» PROBLEM TO SOLVE
Return each entry exactly, omitting nothing.

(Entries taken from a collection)
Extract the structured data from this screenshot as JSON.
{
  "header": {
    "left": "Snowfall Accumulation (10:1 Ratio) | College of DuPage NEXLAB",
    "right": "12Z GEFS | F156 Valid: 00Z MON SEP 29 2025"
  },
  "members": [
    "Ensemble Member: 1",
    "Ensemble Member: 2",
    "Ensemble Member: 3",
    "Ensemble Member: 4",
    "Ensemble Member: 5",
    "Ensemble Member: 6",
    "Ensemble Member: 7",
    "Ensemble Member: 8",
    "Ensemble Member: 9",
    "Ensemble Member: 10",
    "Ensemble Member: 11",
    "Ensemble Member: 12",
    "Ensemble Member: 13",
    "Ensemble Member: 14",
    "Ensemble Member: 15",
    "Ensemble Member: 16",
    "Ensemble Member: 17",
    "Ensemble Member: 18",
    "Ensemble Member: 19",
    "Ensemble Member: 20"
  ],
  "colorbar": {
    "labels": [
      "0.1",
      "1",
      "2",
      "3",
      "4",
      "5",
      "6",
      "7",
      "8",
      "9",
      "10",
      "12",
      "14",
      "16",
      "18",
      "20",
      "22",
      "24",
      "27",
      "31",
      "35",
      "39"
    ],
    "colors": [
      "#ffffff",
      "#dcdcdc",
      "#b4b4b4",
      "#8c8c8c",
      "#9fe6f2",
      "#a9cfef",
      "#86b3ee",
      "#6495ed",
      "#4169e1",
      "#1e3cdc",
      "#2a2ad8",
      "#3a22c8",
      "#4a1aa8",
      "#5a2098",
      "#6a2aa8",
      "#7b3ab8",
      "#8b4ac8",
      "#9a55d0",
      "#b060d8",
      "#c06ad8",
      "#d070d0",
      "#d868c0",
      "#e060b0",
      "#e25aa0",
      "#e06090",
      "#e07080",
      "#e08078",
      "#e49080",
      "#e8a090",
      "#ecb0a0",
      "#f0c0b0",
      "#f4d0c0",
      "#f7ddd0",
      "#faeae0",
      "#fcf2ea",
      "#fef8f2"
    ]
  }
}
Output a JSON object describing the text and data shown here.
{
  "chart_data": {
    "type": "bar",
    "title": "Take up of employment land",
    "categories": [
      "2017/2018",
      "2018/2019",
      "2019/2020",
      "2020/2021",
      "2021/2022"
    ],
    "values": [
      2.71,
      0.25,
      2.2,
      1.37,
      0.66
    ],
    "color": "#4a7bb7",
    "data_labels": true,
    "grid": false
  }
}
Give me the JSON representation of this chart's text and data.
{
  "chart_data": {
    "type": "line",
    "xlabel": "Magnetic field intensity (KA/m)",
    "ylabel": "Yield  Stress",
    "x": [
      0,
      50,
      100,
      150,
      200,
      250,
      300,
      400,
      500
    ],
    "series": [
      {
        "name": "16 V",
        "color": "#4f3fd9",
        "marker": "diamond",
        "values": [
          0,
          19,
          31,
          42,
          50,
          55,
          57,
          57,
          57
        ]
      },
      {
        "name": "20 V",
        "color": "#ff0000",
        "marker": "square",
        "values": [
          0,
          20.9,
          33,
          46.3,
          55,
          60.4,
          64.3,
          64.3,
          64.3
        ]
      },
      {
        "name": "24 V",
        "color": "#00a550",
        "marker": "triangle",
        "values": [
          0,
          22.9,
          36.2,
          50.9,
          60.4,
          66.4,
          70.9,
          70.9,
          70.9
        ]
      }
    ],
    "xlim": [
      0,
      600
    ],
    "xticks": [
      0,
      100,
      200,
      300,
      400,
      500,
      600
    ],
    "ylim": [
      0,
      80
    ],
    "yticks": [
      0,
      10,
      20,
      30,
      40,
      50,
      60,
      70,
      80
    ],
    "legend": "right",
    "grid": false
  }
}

» CORRECT ANSWER
Extract the structured data from this screenshot as JSON.
{
  "header": {
    "left": "Snowfall Accumulation (10:1 Ratio) | College of DuPage NEXLAB",
    "right": "12Z GEFS | F156 Valid: 00Z MON SEP 29 2025"
  },
  "members": [
    "Ensemble Member: 1",
    "Ensemble Member: 2",
    "Ensemble Member: 3",
    "Ensemble Member: 4",
    "Ensemble Member: 5",
    "Ensemble Member: 6",
    "Ensemble Member: 7",
    "Ensemble Member: 8",
    "Ensemble Member: 9",
    "Ensemble Member: 10",
    "Ensemble Member: 11",
    "Ensemble Member: 12",
    "Ensemble Member: 13",
    "Ensemble Member: 14",
    "Ensemble Member: 15",
    "Ensemble Member: 16",
    "Ensemble Member: 17",
    "Ensemble Member: 18",
    "Ensemble Member: 19",
    "Ensemble Member: 20"
  ],
  "colorbar": {
    "labels": [
      "0.1",
      "1",
      "2",
      "3",
      "4",
      "5",
      "6",
      "7",
      "8",
      "9",
      "10",
      "12",
      "14",
      "16",
      "18",
      "20",
      "22",
      "24",
      "27",
      "31",
      "35",
      "39"
    ],
    "colors": [
      "#ffffff",
      "#dcdcdc",
      "#b4b4b4",
      "#8c8c8c",
      "#9fe6f2",
      "#a9cfef",
      "#86b3ee",
      "#6495ed",
      "#4169e1",
      "#1e3cdc",
      "#2a2ad8",
      "#3a22c8",
      "#4a1aa8",
      "#5a2098",
      "#6a2aa8",
      "#7b3ab8",
      "#8b4ac8",
      "#9a55d0",
      "#b060d8",
      "#c06ad8",
      "#d070d0",
      "#d868c0",
      "#e060b0",
      "#e25aa0",
      "#e06090",
      "#e07080",
      "#e08078",
      "#e49080",
      "#e8a090",
      "#ecb0a0",
      "#f0c0b0",
      "#f4d0c0",
      "#f7ddd0",
      "#faeae0",
      "#fcf2ea",
      "#fef8f2"
    ]
  }
}
Output a JSON object describing the text and data shown here.
{
  "chart_data": {
    "type": "bar",
    "title": "Take up of employment land",
    "categories": [
      "2017/2018",
      "2018/2019",
      "2019/2020",
      "2020/2021",
      "2021/2022"
    ],
    "values": [
      2.71,
      0.25,
      2.2,
      1.37,
      0.66
    ],
    "color": "#4a7bb7",
    "data_labels": true,
    "grid": false
  }
}
Give me the JSON representation of this chart's text and data.
{
  "chart_data": {
    "type": "line",
    "xlabel": "Magnetic field intensity (KA/m)",
    "ylabel": "Yield  Stress",
    "x": [
      0,
      50,
      100,
      150,
      200,
      250,
      300,
      400,
      500
    ],
    "series": [
      {
        "name": "16 V",
        "color": "#4f3fd9",
        "marker": "diamond",
        "values": [
          0,
          19,
          31,
          42,
          50,
          55,
          57,
          57,
          57
        ]
      },
      {
        "name": "20 V",
        "color": "#ff0000",
        "marker": "square",
        "values": [
          0,
          20.9,
          33,
          46.3,
          55,
          60.4,
          64.3,
          64.3,
          64.3
        ]
      },
      {
        "name": "24 V",
        "color": "#00a550",
        "marker": "triangle",
        "values": [
          0,
          22.9,
          36.2,
          50.9,
          60.4,
          66.4,
          70.9,
          70.9,
          70.9
        ]
      }
    ],
    "xlim": [
      0,
      600
    ],
    "xticks": [
      0,
      100,
      200,
      300,
      400,
      500,
      600
    ],
    "ylim": [
      0,
      80
    ],
    "yticks": [
      0,
      10,
      20,
      30,
      40,
      50,
      60,
      70,
      80
    ],
    "legend": "right",
    "grid": false
  }
}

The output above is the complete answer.